> _EXERCISE DIRECTIONS_: Of the lines below, how many hold the string "apply"? Give only the number.

Data records
======
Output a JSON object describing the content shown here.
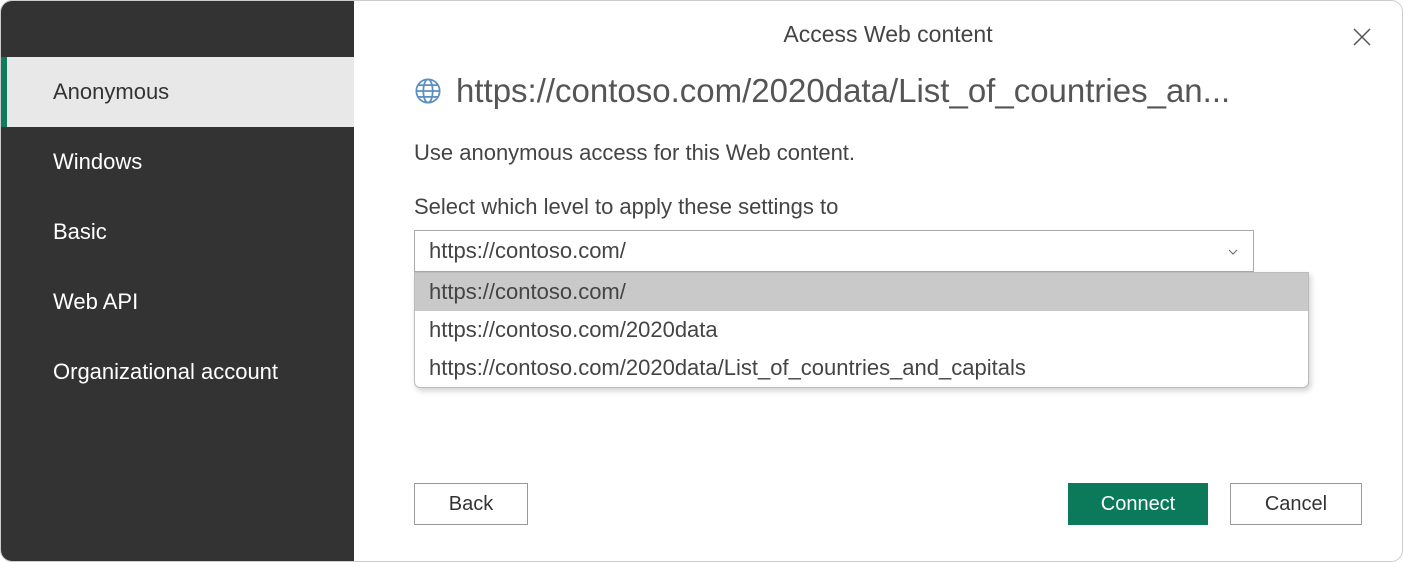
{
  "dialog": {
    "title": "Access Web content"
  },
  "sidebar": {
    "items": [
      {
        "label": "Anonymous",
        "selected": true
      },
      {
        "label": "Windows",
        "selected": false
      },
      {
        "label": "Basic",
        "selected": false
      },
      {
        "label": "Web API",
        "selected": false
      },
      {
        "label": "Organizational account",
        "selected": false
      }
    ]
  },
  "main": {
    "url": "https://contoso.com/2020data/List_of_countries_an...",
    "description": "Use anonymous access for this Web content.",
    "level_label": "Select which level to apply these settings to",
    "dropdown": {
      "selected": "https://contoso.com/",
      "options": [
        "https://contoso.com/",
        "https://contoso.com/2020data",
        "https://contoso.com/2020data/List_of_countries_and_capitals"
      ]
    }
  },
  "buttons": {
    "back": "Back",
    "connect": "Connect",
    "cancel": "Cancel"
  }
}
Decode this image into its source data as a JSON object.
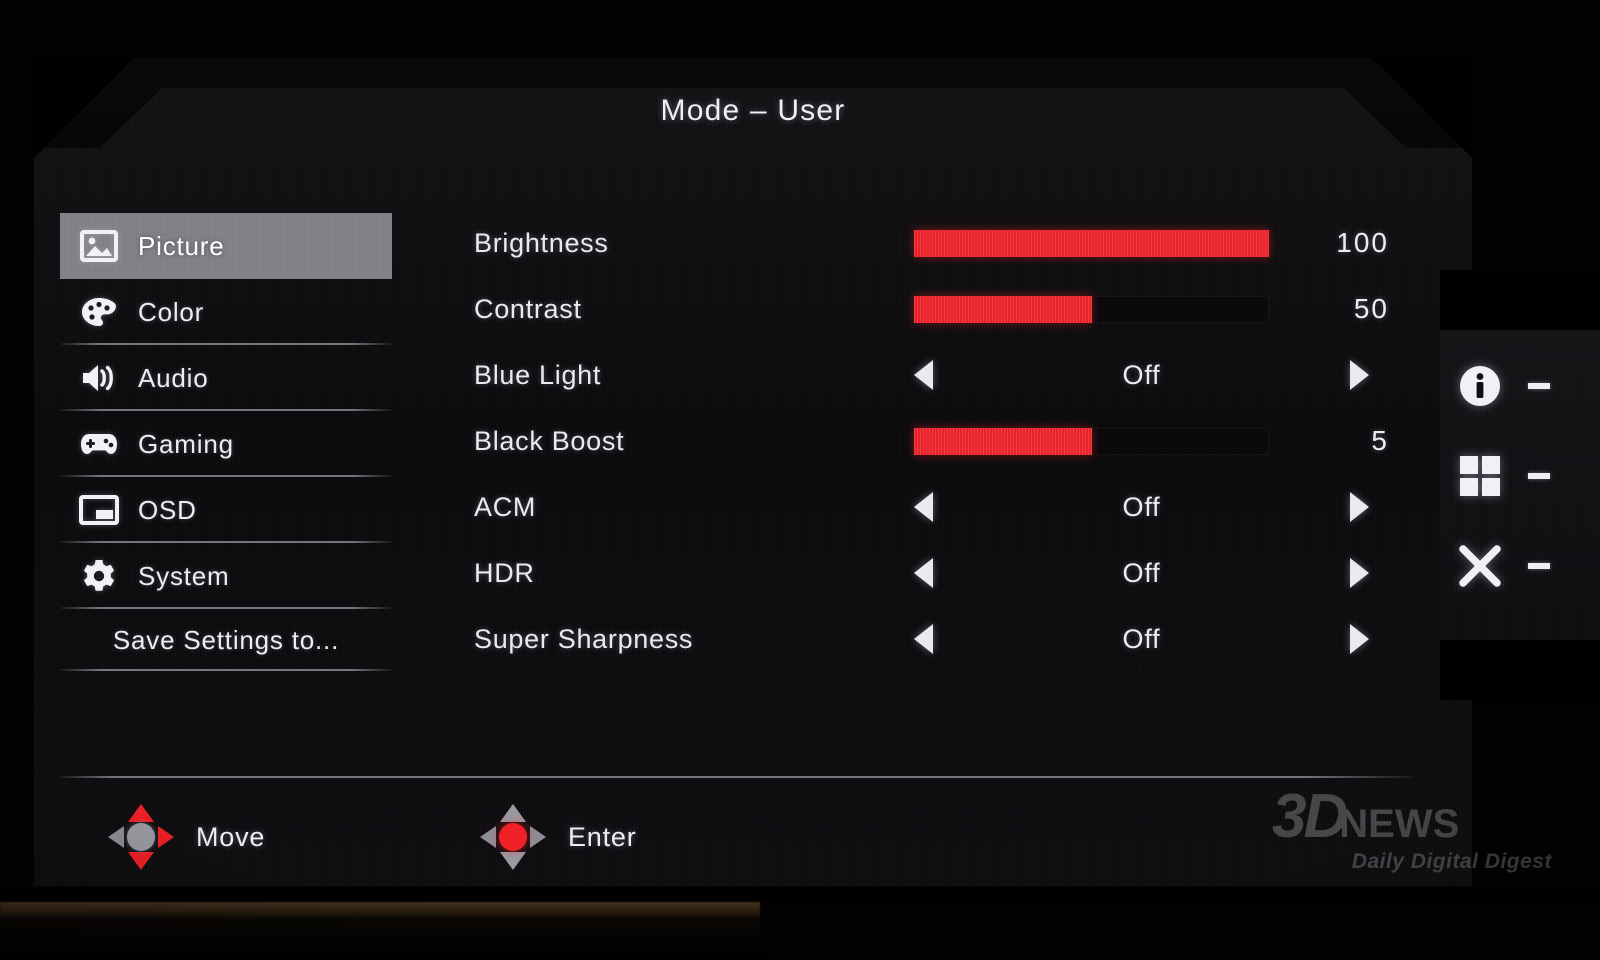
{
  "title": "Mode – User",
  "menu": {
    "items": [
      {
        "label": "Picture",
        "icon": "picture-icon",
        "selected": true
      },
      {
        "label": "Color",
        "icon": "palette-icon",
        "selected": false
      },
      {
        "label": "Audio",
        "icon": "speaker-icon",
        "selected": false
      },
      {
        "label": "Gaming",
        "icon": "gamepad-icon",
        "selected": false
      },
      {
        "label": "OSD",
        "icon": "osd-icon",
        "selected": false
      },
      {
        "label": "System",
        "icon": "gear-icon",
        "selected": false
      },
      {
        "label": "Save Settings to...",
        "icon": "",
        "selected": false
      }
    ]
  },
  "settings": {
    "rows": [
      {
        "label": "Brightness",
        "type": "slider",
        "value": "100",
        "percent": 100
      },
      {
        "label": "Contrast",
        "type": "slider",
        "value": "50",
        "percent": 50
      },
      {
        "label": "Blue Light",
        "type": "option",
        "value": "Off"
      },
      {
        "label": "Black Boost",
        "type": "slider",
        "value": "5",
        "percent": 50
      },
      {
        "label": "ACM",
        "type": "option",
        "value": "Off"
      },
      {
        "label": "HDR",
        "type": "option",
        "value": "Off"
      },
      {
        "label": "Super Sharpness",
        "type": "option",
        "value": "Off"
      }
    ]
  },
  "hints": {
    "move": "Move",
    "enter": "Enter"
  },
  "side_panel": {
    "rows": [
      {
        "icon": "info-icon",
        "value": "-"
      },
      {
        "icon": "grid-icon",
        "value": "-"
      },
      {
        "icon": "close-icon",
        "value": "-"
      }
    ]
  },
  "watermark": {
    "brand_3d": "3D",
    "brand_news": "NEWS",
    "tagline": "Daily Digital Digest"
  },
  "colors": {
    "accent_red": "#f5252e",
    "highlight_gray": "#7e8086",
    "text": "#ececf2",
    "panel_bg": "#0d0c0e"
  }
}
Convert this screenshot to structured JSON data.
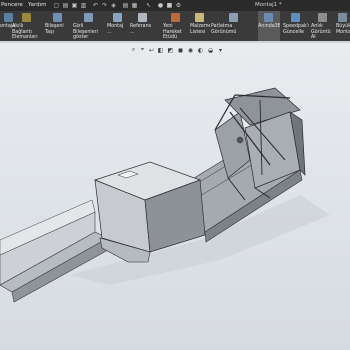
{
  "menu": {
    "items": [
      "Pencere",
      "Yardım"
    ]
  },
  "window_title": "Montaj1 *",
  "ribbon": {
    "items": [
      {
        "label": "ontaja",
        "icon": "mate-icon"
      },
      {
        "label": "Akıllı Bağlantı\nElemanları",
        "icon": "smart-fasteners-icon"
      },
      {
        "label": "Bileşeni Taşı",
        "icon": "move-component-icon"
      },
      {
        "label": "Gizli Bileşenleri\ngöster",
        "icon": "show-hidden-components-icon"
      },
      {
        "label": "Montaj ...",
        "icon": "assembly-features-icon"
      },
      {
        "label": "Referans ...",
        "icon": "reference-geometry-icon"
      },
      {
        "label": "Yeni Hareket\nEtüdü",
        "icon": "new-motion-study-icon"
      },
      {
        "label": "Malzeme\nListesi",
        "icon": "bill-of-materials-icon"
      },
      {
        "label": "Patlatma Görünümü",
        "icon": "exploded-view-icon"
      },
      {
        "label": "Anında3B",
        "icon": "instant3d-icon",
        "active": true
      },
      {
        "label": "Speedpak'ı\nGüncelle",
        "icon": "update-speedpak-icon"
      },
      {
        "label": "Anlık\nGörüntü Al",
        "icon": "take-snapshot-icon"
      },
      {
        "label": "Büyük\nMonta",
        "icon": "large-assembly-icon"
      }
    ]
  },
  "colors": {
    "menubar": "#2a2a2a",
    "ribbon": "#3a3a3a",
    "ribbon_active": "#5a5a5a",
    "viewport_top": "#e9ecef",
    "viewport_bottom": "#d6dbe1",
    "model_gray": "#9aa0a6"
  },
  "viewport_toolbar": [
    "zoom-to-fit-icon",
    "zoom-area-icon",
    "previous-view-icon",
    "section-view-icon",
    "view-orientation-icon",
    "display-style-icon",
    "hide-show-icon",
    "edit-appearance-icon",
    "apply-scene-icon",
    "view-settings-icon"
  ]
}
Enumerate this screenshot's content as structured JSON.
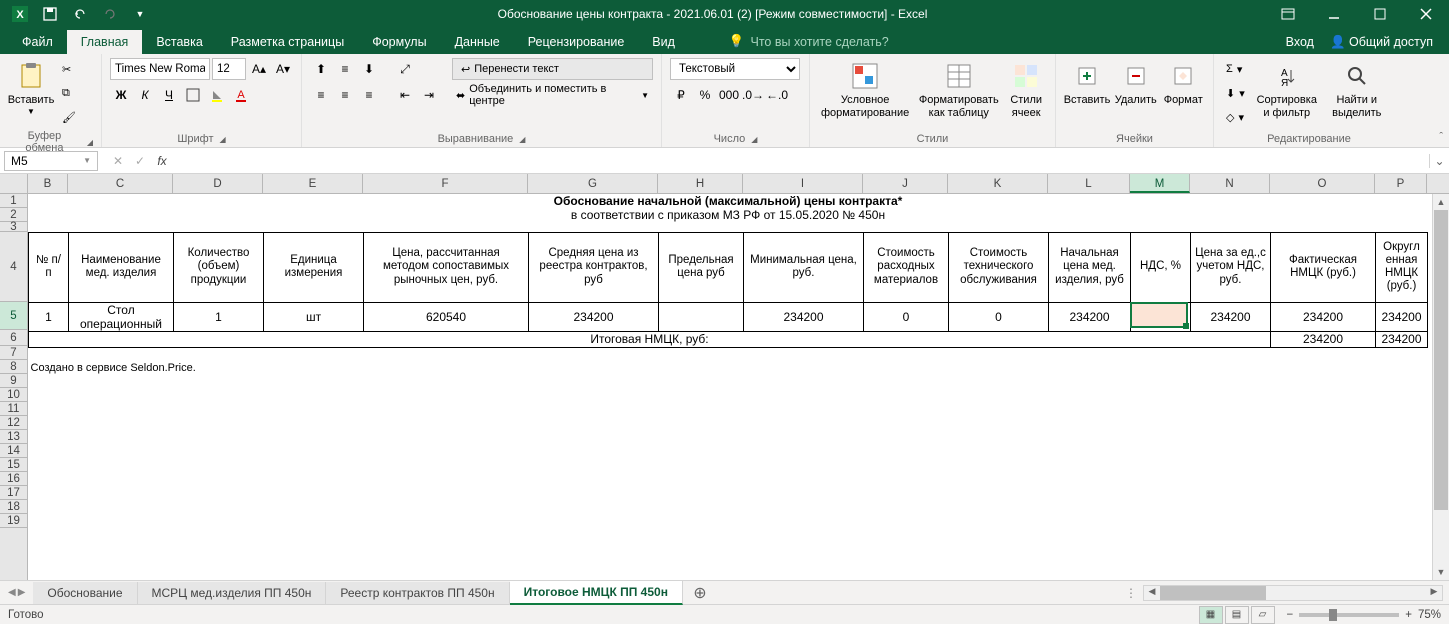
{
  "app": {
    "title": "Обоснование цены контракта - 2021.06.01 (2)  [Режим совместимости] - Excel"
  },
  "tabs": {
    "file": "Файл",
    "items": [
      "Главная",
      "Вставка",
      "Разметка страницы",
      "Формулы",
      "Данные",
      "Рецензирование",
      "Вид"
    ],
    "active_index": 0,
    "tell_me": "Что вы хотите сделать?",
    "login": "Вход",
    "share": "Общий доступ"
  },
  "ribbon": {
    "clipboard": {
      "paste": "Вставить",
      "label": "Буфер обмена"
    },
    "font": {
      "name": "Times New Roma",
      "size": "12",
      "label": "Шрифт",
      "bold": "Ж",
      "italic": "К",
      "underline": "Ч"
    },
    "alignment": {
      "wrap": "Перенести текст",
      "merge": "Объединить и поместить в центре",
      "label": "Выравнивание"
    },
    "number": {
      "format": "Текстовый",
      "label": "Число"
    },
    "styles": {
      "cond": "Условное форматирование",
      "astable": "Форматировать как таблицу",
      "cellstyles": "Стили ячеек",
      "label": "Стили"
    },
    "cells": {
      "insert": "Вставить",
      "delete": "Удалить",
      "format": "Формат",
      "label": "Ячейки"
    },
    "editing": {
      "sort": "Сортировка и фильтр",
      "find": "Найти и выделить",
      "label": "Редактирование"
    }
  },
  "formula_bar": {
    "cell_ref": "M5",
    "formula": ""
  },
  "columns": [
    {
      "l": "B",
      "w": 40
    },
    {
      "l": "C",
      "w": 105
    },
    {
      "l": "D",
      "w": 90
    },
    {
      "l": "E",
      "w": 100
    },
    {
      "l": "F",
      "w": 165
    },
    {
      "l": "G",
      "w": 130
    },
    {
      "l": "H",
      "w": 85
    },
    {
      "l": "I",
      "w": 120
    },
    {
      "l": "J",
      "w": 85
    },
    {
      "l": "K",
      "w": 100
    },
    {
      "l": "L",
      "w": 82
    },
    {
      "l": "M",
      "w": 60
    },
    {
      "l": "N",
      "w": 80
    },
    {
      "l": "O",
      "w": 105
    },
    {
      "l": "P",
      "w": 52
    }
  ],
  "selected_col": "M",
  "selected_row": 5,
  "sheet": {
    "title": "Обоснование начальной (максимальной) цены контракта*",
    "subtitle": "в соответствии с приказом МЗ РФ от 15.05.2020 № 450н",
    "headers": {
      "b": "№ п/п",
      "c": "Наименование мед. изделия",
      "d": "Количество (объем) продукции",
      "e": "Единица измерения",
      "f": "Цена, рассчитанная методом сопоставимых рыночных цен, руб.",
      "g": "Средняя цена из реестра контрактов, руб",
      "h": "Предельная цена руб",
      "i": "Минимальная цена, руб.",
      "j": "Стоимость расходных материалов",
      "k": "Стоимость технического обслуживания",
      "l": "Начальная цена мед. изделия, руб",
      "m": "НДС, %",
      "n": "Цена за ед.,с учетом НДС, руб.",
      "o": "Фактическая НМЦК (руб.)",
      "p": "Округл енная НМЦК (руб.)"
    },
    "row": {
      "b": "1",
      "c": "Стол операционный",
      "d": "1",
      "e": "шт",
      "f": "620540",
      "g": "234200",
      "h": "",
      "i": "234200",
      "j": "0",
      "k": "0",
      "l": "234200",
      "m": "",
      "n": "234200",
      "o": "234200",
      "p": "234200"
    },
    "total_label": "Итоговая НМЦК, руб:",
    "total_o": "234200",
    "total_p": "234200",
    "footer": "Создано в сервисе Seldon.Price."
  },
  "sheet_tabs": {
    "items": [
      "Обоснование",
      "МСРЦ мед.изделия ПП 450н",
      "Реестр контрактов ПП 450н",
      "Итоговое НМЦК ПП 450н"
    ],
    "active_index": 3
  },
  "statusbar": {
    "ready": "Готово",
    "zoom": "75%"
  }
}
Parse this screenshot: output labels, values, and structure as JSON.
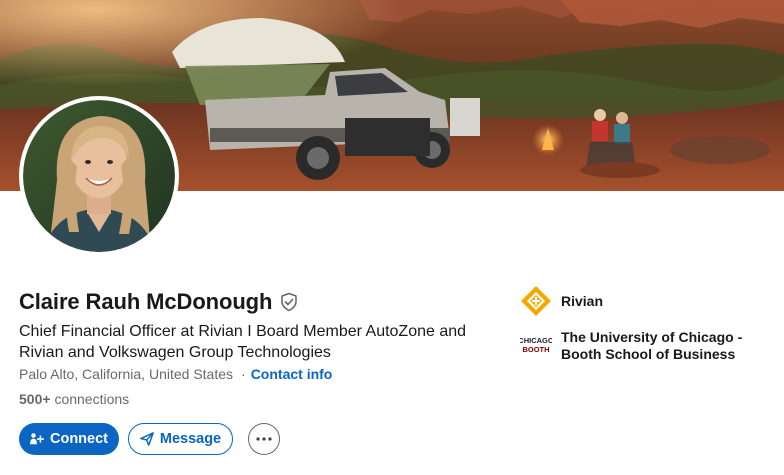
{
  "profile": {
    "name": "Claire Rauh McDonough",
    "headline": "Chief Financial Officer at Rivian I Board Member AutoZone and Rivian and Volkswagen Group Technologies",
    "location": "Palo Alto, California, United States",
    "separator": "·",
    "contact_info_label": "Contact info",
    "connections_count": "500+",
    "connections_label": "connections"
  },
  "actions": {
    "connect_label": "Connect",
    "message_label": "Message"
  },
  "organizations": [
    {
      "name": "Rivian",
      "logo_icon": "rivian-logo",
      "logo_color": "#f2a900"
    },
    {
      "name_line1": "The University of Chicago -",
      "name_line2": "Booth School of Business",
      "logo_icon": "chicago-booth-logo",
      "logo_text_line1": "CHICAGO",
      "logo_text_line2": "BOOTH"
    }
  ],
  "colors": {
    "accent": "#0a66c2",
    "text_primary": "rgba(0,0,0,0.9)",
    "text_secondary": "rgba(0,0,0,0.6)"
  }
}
======
> _RESULT OF THE EXERCISE_: 2